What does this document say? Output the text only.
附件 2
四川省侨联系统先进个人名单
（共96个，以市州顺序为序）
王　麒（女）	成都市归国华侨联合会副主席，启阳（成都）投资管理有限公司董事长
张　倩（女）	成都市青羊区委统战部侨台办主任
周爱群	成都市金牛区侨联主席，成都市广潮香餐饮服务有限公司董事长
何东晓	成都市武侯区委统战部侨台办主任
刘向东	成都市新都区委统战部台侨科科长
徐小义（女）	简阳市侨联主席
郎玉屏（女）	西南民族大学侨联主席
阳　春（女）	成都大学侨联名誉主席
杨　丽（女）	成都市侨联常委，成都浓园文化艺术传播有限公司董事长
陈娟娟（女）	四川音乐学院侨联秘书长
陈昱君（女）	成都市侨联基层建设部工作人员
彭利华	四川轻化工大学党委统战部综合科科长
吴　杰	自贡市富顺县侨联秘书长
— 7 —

* Set problem *
Return the whole listing exactly.

* Final result *
What does this document say? Output the text only.
附件 2
四川省侨联系统先进个人名单
（共96个，以市州顺序为序）
王　麒（女）	成都市归国华侨联合会副主席，启阳（成都）投资管理有限公司董事长
张　倩（女）	成都市青羊区委统战部侨台办主任
周爱群	成都市金牛区侨联主席，成都市广潮香餐饮服务有限公司董事长
何东晓	成都市武侯区委统战部侨台办主任
刘向东	成都市新都区委统战部台侨科科长
徐小义（女）	简阳市侨联主席
郎玉屏（女）	西南民族大学侨联主席
阳　春（女）	成都大学侨联名誉主席
杨　丽（女）	成都市侨联常委，成都浓园文化艺术传播有限公司董事长
陈娟娟（女）	四川音乐学院侨联秘书长
陈昱君（女）	成都市侨联基层建设部工作人员
彭利华	四川轻化工大学党委统战部综合科科长
吴　杰	自贡市富顺县侨联秘书长
— 7 —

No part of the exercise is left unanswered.